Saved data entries
>>>>
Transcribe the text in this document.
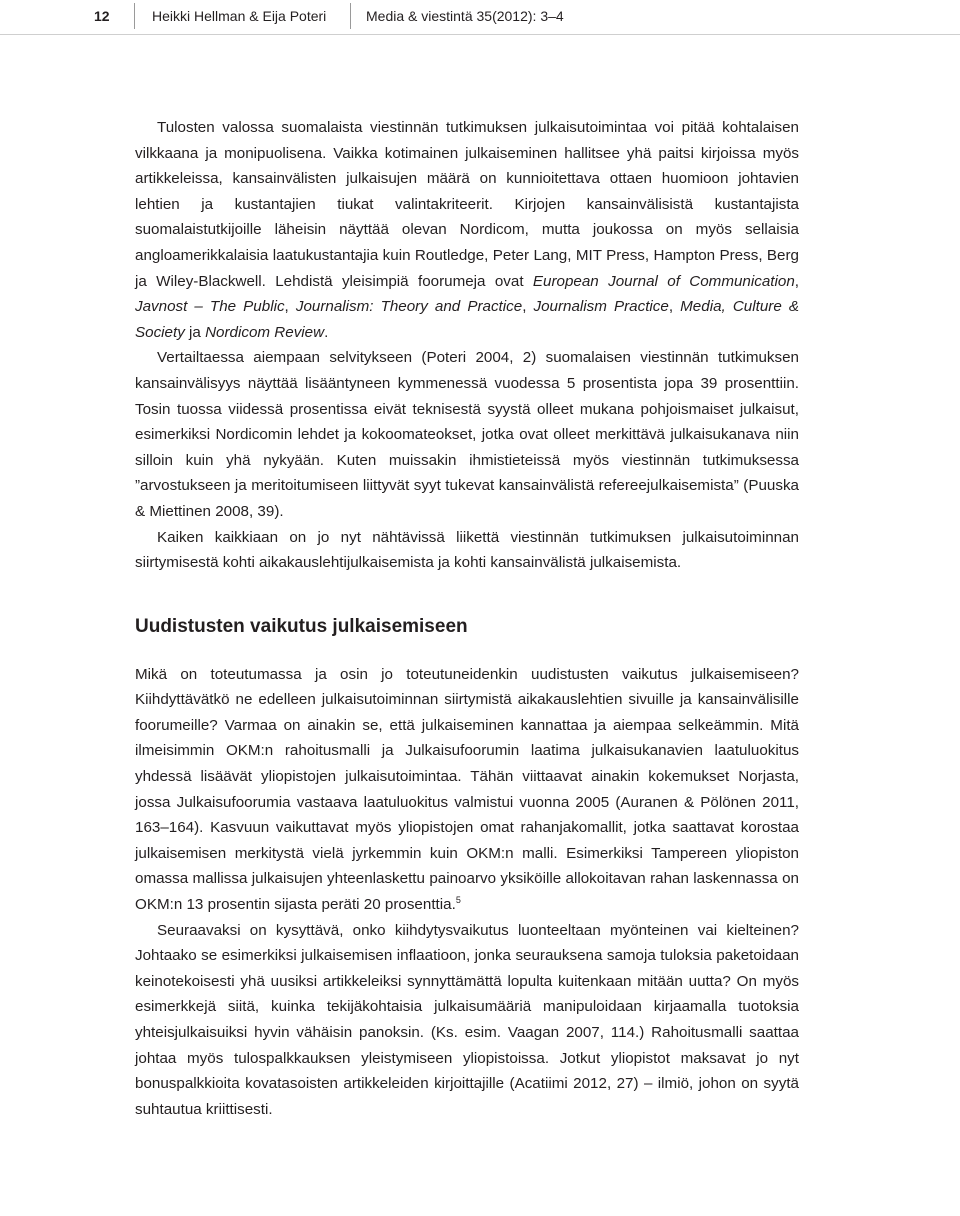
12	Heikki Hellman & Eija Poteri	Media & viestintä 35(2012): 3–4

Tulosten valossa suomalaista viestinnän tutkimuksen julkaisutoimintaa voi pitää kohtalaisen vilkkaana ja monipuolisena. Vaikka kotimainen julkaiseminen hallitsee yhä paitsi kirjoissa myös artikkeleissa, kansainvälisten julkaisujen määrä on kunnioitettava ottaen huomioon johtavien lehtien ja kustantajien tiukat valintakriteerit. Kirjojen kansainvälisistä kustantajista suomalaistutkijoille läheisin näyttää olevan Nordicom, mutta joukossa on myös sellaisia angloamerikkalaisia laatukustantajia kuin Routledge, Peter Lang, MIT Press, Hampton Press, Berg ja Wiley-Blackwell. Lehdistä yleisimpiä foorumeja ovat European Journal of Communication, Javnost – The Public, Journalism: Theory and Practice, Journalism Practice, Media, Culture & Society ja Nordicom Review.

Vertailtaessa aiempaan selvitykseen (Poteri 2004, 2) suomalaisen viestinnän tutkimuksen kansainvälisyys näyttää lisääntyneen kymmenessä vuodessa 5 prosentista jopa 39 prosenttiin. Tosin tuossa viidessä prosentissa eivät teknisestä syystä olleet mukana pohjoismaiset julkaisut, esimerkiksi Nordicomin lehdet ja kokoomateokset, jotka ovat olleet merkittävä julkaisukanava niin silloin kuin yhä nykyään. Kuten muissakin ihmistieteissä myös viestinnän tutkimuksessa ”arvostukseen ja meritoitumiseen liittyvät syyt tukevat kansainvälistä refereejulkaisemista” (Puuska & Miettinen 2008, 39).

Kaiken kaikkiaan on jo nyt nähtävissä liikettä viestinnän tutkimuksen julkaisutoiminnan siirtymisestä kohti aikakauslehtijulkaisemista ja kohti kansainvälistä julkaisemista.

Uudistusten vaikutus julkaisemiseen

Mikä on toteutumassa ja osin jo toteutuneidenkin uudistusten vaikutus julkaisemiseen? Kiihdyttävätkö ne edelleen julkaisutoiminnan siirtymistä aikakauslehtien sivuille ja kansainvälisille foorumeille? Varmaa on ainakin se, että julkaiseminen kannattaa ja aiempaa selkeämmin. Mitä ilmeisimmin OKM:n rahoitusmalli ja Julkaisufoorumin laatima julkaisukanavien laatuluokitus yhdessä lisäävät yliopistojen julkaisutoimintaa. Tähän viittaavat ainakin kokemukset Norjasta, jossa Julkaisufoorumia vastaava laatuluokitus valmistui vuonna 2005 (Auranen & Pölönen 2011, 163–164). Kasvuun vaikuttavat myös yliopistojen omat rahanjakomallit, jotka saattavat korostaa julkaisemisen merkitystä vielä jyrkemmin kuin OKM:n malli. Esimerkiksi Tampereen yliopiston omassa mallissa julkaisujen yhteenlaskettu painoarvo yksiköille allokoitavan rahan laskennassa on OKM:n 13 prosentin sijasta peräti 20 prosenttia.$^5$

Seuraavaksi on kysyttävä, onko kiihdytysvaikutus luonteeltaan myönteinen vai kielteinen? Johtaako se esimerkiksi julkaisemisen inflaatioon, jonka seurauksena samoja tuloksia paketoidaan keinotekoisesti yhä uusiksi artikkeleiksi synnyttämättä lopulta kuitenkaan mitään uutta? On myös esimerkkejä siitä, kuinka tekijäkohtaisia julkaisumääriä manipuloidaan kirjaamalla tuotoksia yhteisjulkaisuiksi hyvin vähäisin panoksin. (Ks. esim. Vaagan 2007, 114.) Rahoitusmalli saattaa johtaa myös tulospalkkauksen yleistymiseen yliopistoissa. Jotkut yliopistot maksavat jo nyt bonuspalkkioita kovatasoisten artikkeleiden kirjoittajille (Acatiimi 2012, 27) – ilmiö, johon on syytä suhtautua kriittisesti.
<<<<
>>>>
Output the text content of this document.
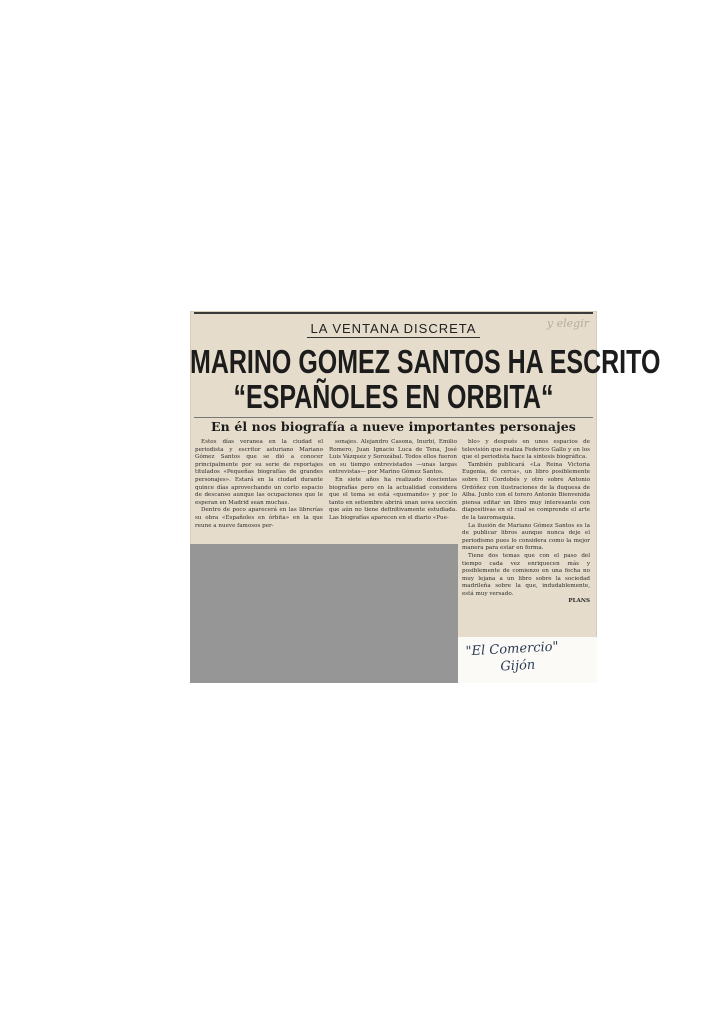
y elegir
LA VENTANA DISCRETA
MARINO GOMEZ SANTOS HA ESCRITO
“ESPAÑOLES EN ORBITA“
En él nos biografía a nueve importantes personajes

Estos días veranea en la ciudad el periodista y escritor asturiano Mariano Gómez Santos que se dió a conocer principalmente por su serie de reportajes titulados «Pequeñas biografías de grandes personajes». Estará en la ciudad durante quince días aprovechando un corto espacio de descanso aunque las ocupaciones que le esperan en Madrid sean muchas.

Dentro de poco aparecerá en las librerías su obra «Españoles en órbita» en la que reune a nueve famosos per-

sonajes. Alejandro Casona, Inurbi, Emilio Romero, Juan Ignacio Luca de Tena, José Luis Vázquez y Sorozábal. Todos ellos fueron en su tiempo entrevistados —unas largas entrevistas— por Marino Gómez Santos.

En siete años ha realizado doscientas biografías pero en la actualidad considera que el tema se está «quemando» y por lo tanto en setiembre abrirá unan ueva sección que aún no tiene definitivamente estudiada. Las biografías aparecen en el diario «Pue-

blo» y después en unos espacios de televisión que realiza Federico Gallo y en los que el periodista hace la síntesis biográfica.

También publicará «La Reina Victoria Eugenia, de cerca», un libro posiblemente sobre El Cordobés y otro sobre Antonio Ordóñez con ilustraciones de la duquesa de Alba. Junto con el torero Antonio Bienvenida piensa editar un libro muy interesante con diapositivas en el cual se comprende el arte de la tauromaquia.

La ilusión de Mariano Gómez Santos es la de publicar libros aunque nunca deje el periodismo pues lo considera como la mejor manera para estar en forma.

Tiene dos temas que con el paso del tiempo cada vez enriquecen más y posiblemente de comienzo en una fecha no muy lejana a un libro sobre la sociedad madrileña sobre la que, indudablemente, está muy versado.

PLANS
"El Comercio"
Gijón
<<<<
» Exercise goal:
Using the records above, list each line that includes "this".

» Solution to the problem:
Transcribe the text in this document.
Output the text content of this document.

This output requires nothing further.